(Items from a figure collection)
__________________________________________________

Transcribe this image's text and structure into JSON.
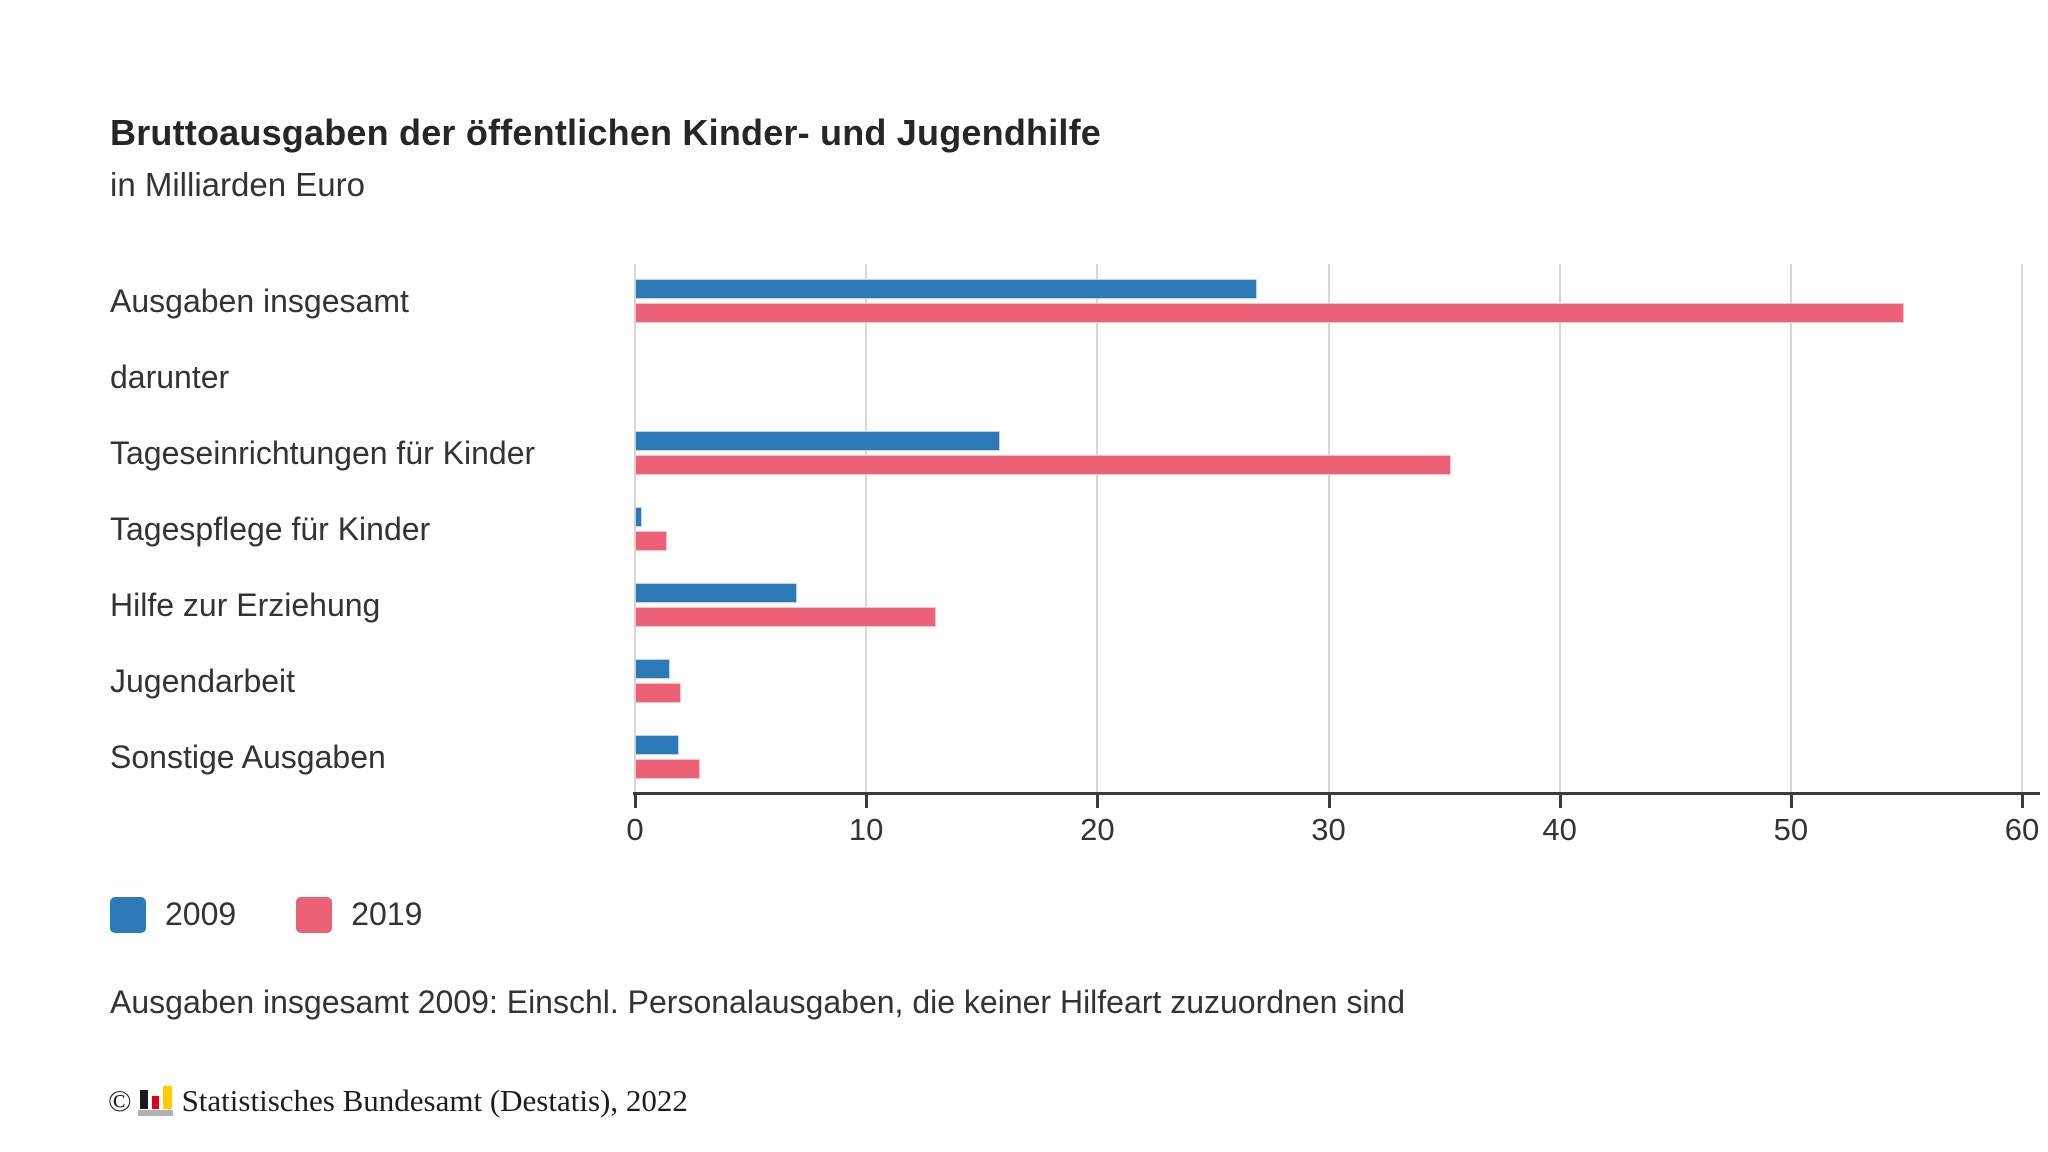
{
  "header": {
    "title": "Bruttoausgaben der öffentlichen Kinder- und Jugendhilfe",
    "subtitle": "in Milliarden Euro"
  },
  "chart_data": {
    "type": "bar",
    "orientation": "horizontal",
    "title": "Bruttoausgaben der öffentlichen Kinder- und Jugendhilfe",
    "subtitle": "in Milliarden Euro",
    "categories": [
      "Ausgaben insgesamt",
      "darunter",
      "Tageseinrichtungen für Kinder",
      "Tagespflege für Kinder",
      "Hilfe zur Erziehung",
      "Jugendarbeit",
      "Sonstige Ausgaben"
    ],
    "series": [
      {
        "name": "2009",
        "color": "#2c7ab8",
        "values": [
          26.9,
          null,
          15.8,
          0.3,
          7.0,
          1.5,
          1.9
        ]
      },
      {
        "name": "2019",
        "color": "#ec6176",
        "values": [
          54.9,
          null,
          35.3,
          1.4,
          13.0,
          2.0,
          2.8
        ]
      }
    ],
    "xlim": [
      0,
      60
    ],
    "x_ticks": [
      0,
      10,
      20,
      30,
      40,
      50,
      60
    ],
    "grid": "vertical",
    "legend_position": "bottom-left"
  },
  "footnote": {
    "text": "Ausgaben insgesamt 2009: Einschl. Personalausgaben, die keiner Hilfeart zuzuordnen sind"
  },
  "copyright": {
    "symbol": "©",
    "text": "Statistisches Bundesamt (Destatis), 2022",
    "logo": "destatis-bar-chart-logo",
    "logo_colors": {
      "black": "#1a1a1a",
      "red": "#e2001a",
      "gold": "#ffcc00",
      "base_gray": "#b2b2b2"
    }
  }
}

__________________________________________________

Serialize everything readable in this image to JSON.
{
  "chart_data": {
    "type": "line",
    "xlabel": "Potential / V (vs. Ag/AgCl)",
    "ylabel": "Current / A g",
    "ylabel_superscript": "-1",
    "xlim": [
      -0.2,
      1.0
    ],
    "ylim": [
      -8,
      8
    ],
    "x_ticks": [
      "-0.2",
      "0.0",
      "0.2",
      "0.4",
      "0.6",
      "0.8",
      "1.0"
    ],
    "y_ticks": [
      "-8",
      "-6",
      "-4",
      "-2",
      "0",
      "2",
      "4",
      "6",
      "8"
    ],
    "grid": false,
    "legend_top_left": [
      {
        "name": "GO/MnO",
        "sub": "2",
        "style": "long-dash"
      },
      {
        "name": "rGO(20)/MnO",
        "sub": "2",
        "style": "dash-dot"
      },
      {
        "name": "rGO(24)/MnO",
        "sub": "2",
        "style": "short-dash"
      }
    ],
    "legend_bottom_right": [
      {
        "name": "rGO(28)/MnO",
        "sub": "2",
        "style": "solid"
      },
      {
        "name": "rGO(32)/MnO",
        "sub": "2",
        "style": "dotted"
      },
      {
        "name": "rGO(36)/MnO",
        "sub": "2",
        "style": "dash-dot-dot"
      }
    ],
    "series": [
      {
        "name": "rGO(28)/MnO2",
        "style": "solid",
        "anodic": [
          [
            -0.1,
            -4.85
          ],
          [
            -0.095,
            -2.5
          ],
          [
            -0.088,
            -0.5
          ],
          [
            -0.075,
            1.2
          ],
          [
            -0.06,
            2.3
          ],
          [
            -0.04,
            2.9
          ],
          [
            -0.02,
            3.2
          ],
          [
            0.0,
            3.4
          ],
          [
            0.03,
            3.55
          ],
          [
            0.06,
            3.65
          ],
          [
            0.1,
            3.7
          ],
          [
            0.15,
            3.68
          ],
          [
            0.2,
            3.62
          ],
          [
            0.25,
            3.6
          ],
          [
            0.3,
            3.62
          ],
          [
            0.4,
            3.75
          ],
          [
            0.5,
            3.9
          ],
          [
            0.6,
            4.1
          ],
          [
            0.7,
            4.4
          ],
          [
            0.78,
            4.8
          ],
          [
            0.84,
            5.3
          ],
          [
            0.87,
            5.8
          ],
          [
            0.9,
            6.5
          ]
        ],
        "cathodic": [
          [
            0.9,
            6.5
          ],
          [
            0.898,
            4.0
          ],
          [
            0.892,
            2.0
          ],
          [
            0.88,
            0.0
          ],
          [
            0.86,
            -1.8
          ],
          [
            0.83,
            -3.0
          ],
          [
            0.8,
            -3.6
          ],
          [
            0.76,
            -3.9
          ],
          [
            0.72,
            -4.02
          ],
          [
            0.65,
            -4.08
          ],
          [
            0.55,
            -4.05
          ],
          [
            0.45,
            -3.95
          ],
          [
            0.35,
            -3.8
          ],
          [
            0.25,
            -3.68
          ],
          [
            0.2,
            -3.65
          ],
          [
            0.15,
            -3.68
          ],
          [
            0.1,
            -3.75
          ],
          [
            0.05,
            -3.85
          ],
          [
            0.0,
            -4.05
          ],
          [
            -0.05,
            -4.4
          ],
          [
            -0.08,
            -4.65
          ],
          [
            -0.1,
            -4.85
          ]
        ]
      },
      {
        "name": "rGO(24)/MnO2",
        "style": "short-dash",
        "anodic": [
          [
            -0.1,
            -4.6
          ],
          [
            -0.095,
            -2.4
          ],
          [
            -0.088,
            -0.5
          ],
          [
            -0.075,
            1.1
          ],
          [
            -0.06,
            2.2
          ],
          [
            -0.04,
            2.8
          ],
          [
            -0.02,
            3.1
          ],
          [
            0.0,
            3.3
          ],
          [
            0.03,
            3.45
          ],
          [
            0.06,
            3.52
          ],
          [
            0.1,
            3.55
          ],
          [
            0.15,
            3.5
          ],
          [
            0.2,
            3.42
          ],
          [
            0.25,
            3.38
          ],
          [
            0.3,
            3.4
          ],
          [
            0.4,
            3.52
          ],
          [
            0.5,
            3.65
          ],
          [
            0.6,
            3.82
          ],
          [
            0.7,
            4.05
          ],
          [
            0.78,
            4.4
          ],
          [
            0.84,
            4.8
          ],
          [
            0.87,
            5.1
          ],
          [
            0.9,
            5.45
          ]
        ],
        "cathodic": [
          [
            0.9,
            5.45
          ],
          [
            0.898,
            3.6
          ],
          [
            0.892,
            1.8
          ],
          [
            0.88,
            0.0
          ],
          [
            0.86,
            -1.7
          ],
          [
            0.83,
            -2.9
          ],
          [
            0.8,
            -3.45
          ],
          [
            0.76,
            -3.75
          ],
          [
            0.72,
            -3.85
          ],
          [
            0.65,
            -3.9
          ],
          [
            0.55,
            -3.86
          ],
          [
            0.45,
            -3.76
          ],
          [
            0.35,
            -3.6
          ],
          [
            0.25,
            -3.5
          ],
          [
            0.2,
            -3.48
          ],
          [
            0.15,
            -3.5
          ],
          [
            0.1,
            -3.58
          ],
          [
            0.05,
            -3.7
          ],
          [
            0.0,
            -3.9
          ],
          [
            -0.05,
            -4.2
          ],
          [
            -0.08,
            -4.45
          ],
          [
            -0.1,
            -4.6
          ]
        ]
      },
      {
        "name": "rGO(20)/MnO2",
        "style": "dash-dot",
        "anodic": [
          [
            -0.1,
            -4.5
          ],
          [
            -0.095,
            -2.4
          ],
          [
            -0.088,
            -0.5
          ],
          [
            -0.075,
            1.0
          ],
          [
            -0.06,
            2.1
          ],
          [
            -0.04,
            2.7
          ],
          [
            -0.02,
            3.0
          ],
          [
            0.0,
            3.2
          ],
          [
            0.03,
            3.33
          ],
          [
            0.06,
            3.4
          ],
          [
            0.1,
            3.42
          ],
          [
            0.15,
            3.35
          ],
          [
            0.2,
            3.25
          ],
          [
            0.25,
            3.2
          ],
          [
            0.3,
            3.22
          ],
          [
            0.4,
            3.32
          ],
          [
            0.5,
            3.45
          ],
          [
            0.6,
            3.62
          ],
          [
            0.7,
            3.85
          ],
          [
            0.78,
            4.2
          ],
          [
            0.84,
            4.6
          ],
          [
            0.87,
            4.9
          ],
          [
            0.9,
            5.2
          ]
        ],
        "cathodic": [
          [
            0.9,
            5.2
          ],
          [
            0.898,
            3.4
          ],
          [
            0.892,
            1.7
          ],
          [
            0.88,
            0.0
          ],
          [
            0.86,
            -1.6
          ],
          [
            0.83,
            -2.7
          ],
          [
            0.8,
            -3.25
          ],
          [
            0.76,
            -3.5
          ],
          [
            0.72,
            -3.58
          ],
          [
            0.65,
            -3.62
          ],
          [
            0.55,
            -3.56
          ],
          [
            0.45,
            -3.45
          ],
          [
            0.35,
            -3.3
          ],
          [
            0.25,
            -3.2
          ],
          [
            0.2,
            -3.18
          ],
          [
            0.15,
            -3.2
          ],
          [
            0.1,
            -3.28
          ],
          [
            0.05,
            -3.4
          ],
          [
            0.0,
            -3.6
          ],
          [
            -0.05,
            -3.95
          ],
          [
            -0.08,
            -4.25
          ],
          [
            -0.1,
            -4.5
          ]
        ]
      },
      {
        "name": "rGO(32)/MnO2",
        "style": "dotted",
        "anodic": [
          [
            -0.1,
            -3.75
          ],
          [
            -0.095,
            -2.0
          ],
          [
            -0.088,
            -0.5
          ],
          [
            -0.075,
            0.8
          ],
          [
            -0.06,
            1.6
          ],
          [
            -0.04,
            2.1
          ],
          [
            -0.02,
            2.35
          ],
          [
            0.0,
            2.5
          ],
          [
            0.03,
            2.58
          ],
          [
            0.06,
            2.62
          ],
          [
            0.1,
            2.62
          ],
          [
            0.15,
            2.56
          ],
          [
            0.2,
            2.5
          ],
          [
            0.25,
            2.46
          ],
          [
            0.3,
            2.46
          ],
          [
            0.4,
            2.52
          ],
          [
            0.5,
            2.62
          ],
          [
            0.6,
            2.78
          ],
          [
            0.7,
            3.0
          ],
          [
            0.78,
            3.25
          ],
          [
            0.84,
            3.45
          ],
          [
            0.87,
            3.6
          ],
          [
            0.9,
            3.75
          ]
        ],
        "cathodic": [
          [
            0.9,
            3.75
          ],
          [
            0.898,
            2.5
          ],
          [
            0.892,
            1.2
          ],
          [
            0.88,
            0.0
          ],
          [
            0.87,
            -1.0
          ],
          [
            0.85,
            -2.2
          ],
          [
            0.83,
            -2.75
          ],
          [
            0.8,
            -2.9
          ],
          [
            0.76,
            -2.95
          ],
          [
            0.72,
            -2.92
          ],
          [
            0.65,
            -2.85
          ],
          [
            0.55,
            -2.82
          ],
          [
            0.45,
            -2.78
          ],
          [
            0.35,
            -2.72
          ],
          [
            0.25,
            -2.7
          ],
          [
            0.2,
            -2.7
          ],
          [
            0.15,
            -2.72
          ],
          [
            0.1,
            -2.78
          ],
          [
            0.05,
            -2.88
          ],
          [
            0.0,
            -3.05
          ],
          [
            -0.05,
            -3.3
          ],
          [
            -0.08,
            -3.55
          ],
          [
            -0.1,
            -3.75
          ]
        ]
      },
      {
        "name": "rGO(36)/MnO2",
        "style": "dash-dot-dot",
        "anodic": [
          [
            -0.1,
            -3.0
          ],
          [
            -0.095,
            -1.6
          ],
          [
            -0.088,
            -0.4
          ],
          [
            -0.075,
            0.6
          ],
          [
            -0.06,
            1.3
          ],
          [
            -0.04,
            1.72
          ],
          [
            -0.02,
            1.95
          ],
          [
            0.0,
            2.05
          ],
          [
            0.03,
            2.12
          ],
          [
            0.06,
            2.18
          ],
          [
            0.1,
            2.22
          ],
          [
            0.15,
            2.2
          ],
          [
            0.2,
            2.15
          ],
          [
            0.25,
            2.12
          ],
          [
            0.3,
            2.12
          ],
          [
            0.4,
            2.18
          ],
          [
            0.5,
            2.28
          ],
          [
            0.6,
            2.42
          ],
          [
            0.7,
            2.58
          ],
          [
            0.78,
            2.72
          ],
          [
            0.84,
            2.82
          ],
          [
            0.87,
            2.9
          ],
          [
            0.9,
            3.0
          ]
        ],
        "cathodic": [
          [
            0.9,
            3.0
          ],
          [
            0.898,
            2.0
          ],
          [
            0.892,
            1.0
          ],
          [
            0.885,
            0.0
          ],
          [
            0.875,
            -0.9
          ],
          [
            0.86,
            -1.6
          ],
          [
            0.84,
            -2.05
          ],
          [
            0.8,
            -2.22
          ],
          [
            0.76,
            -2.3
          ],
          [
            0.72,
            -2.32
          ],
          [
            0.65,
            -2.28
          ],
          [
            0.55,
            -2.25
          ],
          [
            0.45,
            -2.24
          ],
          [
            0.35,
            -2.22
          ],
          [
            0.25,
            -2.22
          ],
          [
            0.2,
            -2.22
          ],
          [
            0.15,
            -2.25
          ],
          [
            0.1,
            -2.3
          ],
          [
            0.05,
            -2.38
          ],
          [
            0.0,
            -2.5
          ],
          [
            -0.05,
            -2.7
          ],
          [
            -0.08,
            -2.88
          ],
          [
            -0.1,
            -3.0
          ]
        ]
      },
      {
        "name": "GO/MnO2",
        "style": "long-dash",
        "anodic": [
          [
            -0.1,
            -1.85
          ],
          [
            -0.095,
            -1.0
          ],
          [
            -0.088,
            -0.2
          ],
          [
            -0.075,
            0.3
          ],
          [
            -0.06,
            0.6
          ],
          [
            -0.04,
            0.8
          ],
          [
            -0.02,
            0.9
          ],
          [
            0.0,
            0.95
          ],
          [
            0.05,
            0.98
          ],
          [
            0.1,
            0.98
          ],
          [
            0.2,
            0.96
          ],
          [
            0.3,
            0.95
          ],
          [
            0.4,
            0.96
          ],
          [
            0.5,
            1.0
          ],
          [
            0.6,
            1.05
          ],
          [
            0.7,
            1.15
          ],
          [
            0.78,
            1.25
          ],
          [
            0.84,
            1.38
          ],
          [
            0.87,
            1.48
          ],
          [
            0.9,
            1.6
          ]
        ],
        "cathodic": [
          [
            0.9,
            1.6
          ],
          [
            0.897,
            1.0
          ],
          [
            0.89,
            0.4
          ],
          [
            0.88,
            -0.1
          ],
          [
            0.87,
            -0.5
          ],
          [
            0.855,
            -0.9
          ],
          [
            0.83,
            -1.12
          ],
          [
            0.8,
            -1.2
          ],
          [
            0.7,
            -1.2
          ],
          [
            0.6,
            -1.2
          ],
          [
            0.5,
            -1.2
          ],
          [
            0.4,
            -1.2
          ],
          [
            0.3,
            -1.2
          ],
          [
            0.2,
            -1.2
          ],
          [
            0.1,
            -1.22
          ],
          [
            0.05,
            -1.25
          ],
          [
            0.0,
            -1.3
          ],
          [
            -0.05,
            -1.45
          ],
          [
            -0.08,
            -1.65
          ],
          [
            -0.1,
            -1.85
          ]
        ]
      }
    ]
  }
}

__________________________________________________

**THE REQUEST**
Give the number of lines that carry the word "dash", with nothing added.

**IN RESPONSE**
8